| Stored items |
:::
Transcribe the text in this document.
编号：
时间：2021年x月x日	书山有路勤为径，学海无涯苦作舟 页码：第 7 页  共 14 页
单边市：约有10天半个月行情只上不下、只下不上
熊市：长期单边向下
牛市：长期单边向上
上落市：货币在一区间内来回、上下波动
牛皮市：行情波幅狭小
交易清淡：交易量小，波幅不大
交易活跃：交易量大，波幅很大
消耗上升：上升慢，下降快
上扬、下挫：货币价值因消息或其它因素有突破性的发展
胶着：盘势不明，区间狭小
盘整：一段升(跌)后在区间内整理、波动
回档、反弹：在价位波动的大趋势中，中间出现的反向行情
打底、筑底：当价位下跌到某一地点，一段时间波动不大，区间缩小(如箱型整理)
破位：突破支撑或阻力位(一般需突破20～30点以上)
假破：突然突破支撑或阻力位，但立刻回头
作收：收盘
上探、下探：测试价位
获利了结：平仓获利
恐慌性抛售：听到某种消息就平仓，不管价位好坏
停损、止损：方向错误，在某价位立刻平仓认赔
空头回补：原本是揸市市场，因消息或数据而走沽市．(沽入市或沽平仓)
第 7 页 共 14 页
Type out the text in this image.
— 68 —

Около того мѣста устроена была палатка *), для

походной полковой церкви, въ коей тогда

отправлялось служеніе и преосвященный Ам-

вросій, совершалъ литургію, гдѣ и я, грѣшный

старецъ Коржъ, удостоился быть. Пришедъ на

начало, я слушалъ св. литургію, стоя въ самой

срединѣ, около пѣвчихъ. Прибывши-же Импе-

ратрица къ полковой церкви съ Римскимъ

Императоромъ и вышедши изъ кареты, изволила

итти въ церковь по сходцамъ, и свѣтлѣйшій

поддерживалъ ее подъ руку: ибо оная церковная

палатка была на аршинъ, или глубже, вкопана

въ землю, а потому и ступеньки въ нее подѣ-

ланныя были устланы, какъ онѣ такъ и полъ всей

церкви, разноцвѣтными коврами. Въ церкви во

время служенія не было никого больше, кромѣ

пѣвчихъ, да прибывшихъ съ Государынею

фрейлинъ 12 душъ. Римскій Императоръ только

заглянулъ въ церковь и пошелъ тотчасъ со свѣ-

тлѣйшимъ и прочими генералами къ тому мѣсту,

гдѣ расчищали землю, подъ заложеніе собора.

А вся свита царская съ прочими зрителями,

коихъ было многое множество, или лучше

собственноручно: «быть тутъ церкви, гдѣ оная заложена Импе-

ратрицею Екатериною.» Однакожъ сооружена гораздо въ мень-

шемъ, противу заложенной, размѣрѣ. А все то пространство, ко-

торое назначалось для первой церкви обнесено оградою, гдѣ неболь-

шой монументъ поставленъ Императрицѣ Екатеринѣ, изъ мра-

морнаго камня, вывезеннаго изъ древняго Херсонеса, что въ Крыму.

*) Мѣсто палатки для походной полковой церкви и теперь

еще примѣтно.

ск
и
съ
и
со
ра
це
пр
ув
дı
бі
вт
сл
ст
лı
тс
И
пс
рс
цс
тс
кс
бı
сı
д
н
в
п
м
:::
| REQUIRED WORK |
Write the complete data out, exactly as above.

| THE SOLUTION |
Transcribe the text in this document.
编号：
时间：2021年x月x日	书山有路勤为径，学海无涯苦作舟 页码：第 7 页  共 14 页
单边市：约有10天半个月行情只上不下、只下不上
熊市：长期单边向下
牛市：长期单边向上
上落市：货币在一区间内来回、上下波动
牛皮市：行情波幅狭小
交易清淡：交易量小，波幅不大
交易活跃：交易量大，波幅很大
消耗上升：上升慢，下降快
上扬、下挫：货币价值因消息或其它因素有突破性的发展
胶着：盘势不明，区间狭小
盘整：一段升(跌)后在区间内整理、波动
回档、反弹：在价位波动的大趋势中，中间出现的反向行情
打底、筑底：当价位下跌到某一地点，一段时间波动不大，区间缩小(如箱型整理)
破位：突破支撑或阻力位(一般需突破20～30点以上)
假破：突然突破支撑或阻力位，但立刻回头
作收：收盘
上探、下探：测试价位
获利了结：平仓获利
恐慌性抛售：听到某种消息就平仓，不管价位好坏
停损、止损：方向错误，在某价位立刻平仓认赔
空头回补：原本是揸市市场，因消息或数据而走沽市．(沽入市或沽平仓)
第 7 页 共 14 页
Type out the text in this image.
— 68 —

Около того мѣста устроена была палатка *), для

походной полковой церкви, въ коей тогда

отправлялось служеніе и преосвященный Ам-

вросій, совершалъ литургію, гдѣ и я, грѣшный

старецъ Коржъ, удостоился быть. Пришедъ на

начало, я слушалъ св. литургію, стоя въ самой

срединѣ, около пѣвчихъ. Прибывши-же Импе-

ратрица къ полковой церкви съ Римскимъ

Императоромъ и вышедши изъ кареты, изволила

итти въ церковь по сходцамъ, и свѣтлѣйшій

поддерживалъ ее подъ руку: ибо оная церковная

палатка была на аршинъ, или глубже, вкопана

въ землю, а потому и ступеньки въ нее подѣ-

ланныя были устланы, какъ онѣ такъ и полъ всей

церкви, разноцвѣтными коврами. Въ церкви во

время служенія не было никого больше, кромѣ

пѣвчихъ, да прибывшихъ съ Государынею

фрейлинъ 12 душъ. Римскій Императоръ только

заглянулъ въ церковь и пошелъ тотчасъ со свѣ-

тлѣйшимъ и прочими генералами къ тому мѣсту,

гдѣ расчищали землю, подъ заложеніе собора.

А вся свита царская съ прочими зрителями,

коихъ было многое множество, или лучше

собственноручно: «быть тутъ церкви, гдѣ оная заложена Импе-

ратрицею Екатериною.» Однакожъ сооружена гораздо въ мень-

шемъ, противу заложенной, размѣрѣ. А все то пространство, ко-

торое назначалось для первой церкви обнесено оградою, гдѣ неболь-

шой монументъ поставленъ Императрицѣ Екатеринѣ, изъ мра-

морнаго камня, вывезеннаго изъ древняго Херсонеса, что въ Крыму.

*) Мѣсто палатки для походной полковой церкви и теперь

еще примѣтно.

ск
и
съ
и
со
ра
це
пр
ув
дı
бі
вт
сл
ст
лı
тс
И
пс
рс
цс
тс
кс
бı
сı
д
н
в
п
м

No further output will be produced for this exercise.